▶ _Given task_
Give back the full listing, character for character, with no pictures.

-*-*-

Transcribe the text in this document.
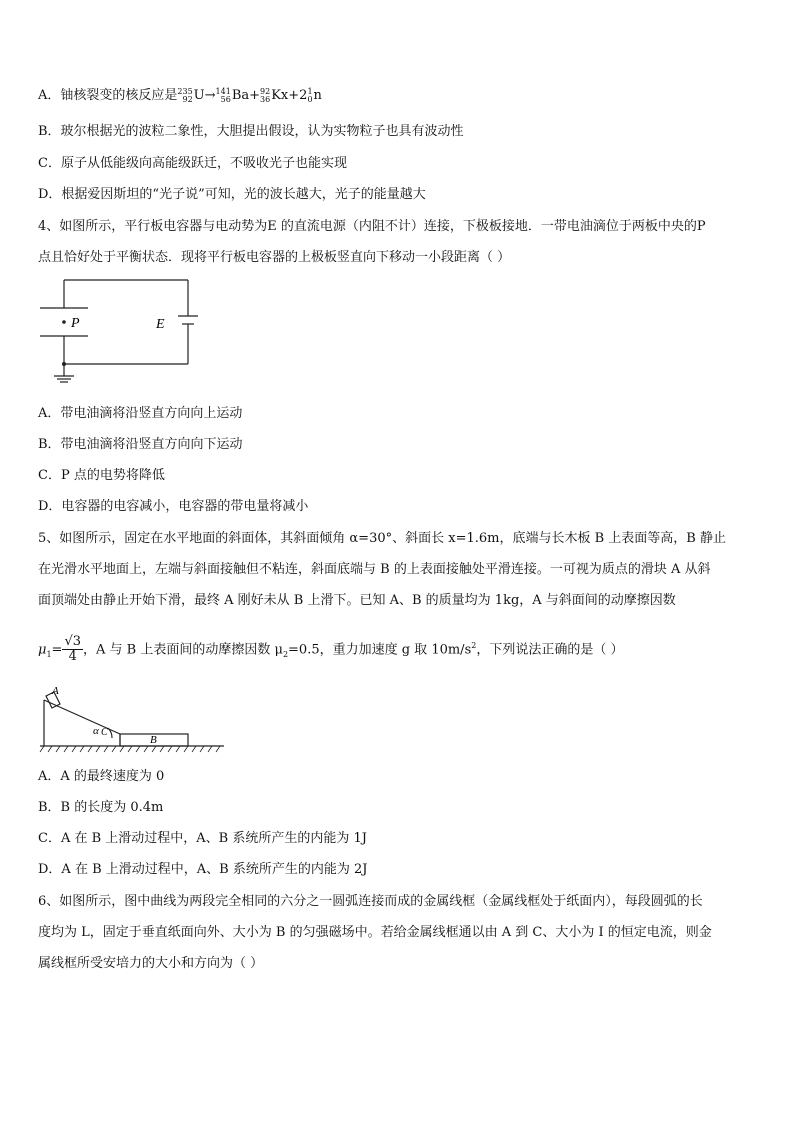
A．铀核裂变的核反应是 235
92 U→ 141
56 Ba+ 92
36 Kx+2 1
0 n
B．玻尔根据光的波粒二象性，大胆提出假设，认为实物粒子也具有波动性
C．原子从低能级向高能级跃迁，不吸收光子也能实现
D．根据爱因斯坦的“光子说”可知，光的波长越大，光子的能量越大
4、如图所示，平行板电容器与电动势为E 的直流电源（内阻不计）连接，下极板接地．一带电油滴位于两板中央的P
点且恰好处于平衡状态．现将平行板电容器的上极板竖直向下移动一小段距离（ ）
P	E
A．带电油滴将沿竖直方向向上运动
B．带电油滴将沿竖直方向向下运动
C．P 点的电势将降低
D．电容器的电容减小，电容器的带电量将减小
5、如图所示，固定在水平地面的斜面体，其斜面倾角 α=30°、斜面长 x=1.6m，底端与长木板 B 上表面等高，B 静止
在光滑水平地面上，左端与斜面接触但不粘连，斜面底端与 B 的上表面接触处平滑连接。一可视为质点的滑块 A 从斜
面顶端处由静止开始下滑，最终 A 刚好未从 B 上滑下。已知 A、B 的质量均为 1kg，A 与斜面间的动摩擦因数
$\mu_1= \frac{√3}{4}$ ，A 与 B 上表面间的动摩擦因数 $\mu_2=0.5$，重力加速度 g 取 $10m/s^2$，下列说法正确的是（ ）
A
α C
B
A．A 的最终速度为 0
B．B 的长度为 0.4m
C．A 在 B 上滑动过程中，A、B 系统所产生的内能为 1J
D．A 在 B 上滑动过程中，A、B 系统所产生的内能为 2J
6、如图所示，图中曲线为两段完全相同的六分之一圆弧连接而成的金属线框（金属线框处于纸面内），每段圆弧的长
度均为 L，固定于垂直纸面向外、大小为 B 的匀强磁场中。若给金属线框通以由 A 到 C、大小为 I 的恒定电流，则金
属线框所受安培力的大小和方向为（ ）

-*-*-

▶ _Worked solution_
Transcribe the text in this document.
A．铀核裂变的核反应是 235
92 U→ 141
56 Ba+ 92
36 Kx+2 1
0 n
B．玻尔根据光的波粒二象性，大胆提出假设，认为实物粒子也具有波动性
C．原子从低能级向高能级跃迁，不吸收光子也能实现
D．根据爱因斯坦的“光子说”可知，光的波长越大，光子的能量越大
4、如图所示，平行板电容器与电动势为E 的直流电源（内阻不计）连接，下极板接地．一带电油滴位于两板中央的P
点且恰好处于平衡状态．现将平行板电容器的上极板竖直向下移动一小段距离（ ）
P	E
A．带电油滴将沿竖直方向向上运动
B．带电油滴将沿竖直方向向下运动
C．P 点的电势将降低
D．电容器的电容减小，电容器的带电量将减小
5、如图所示，固定在水平地面的斜面体，其斜面倾角 α=30°、斜面长 x=1.6m，底端与长木板 B 上表面等高，B 静止
在光滑水平地面上，左端与斜面接触但不粘连，斜面底端与 B 的上表面接触处平滑连接。一可视为质点的滑块 A 从斜
面顶端处由静止开始下滑，最终 A 刚好未从 B 上滑下。已知 A、B 的质量均为 1kg，A 与斜面间的动摩擦因数
$\mu_1= \frac{√3}{4}$ ，A 与 B 上表面间的动摩擦因数 $\mu_2=0.5$，重力加速度 g 取 $10m/s^2$，下列说法正确的是（ ）
A
α C
B
A．A 的最终速度为 0
B．B 的长度为 0.4m
C．A 在 B 上滑动过程中，A、B 系统所产生的内能为 1J
D．A 在 B 上滑动过程中，A、B 系统所产生的内能为 2J
6、如图所示，图中曲线为两段完全相同的六分之一圆弧连接而成的金属线框（金属线框处于纸面内），每段圆弧的长
度均为 L，固定于垂直纸面向外、大小为 B 的匀强磁场中。若给金属线框通以由 A 到 C、大小为 I 的恒定电流，则金
属线框所受安培力的大小和方向为（ ）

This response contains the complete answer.